PROVIDED RECORDS
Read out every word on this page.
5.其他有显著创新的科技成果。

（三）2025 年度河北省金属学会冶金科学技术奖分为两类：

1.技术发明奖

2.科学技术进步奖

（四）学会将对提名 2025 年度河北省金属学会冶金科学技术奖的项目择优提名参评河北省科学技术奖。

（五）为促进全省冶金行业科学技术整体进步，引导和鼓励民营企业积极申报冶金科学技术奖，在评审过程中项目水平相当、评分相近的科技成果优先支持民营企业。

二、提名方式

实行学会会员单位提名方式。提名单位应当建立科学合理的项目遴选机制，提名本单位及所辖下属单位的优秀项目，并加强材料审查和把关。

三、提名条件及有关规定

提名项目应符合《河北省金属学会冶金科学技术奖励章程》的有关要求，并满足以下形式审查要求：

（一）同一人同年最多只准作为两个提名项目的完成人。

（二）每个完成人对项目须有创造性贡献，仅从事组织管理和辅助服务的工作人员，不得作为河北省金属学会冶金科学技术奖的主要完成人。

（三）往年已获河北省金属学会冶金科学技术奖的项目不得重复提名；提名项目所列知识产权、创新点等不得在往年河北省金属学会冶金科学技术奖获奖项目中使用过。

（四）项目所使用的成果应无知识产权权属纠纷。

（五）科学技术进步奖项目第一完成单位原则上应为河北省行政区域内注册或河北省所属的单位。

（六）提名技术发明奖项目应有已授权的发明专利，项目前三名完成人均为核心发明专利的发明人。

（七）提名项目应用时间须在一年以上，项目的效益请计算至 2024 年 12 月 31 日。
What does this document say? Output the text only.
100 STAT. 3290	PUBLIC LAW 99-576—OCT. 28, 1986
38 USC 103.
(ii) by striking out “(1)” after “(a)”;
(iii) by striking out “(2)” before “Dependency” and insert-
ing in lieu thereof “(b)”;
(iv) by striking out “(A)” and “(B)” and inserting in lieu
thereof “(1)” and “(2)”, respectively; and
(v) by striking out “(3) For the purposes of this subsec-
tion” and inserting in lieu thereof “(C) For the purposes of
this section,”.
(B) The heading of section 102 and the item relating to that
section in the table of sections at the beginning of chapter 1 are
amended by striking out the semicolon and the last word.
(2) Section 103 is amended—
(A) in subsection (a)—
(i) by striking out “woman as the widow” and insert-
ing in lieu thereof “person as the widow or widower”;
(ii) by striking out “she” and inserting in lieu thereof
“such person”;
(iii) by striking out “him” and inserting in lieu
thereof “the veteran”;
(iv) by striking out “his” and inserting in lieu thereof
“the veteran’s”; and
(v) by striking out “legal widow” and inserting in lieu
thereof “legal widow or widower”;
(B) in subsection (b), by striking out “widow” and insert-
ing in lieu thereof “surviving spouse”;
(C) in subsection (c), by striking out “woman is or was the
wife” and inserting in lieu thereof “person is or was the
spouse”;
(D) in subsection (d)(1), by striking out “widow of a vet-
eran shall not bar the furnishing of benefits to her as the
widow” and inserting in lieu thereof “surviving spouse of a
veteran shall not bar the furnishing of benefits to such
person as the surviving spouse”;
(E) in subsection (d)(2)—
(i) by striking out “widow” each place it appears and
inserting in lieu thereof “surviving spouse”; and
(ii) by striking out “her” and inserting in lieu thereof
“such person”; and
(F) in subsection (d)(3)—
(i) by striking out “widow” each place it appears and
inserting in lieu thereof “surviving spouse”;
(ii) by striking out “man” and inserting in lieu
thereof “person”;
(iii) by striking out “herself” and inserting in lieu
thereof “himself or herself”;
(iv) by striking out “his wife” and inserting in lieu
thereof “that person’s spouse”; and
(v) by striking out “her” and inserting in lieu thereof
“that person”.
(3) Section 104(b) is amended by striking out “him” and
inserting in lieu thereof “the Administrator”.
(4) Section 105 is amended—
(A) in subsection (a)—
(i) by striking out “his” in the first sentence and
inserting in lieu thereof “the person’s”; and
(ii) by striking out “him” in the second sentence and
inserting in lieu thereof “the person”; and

INSTRUCTION
How many lines of the entries above hold the string "person"? Reply with the number alone.

THE COMPLETED TASK
10